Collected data
• • • • •

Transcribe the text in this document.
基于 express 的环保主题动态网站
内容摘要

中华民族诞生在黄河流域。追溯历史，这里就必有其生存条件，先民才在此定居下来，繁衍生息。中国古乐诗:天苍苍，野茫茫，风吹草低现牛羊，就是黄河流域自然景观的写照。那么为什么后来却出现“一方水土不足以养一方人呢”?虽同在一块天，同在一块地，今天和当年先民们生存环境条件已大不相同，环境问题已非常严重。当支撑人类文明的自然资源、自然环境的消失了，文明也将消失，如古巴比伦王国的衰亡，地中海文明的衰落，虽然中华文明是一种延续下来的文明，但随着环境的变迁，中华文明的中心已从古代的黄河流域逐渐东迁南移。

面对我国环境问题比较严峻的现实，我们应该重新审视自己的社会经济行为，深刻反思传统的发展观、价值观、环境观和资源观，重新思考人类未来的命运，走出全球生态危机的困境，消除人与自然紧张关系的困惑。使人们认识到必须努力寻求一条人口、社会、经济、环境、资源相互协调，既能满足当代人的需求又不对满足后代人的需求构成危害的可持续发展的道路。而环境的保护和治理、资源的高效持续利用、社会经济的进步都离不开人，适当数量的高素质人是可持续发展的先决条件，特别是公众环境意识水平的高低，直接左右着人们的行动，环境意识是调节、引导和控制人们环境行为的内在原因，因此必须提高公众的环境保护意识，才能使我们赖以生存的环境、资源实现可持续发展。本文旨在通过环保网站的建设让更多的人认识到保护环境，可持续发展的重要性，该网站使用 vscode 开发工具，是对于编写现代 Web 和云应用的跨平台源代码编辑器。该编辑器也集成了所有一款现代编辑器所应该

• • • • •

* **INSTRUCTIONS TO FOLLOW**
Quote all of the entries exactly as they appear.

* **FULL OUTPUT**
Transcribe the text in this document.
基于 express 的环保主题动态网站
内容摘要

中华民族诞生在黄河流域。追溯历史，这里就必有其生存条件，先民才在此定居下来，繁衍生息。中国古乐诗:天苍苍，野茫茫，风吹草低现牛羊，就是黄河流域自然景观的写照。那么为什么后来却出现“一方水土不足以养一方人呢”?虽同在一块天，同在一块地，今天和当年先民们生存环境条件已大不相同，环境问题已非常严重。当支撑人类文明的自然资源、自然环境的消失了，文明也将消失，如古巴比伦王国的衰亡，地中海文明的衰落，虽然中华文明是一种延续下来的文明，但随着环境的变迁，中华文明的中心已从古代的黄河流域逐渐东迁南移。

面对我国环境问题比较严峻的现实，我们应该重新审视自己的社会经济行为，深刻反思传统的发展观、价值观、环境观和资源观，重新思考人类未来的命运，走出全球生态危机的困境，消除人与自然紧张关系的困惑。使人们认识到必须努力寻求一条人口、社会、经济、环境、资源相互协调，既能满足当代人的需求又不对满足后代人的需求构成危害的可持续发展的道路。而环境的保护和治理、资源的高效持续利用、社会经济的进步都离不开人，适当数量的高素质人是可持续发展的先决条件，特别是公众环境意识水平的高低，直接左右着人们的行动，环境意识是调节、引导和控制人们环境行为的内在原因，因此必须提高公众的环境保护意识，才能使我们赖以生存的环境、资源实现可持续发展。本文旨在通过环保网站的建设让更多的人认识到保护环境，可持续发展的重要性，该网站使用 vscode 开发工具，是对于编写现代 Web 和云应用的跨平台源代码编辑器。该编辑器也集成了所有一款现代编辑器所应该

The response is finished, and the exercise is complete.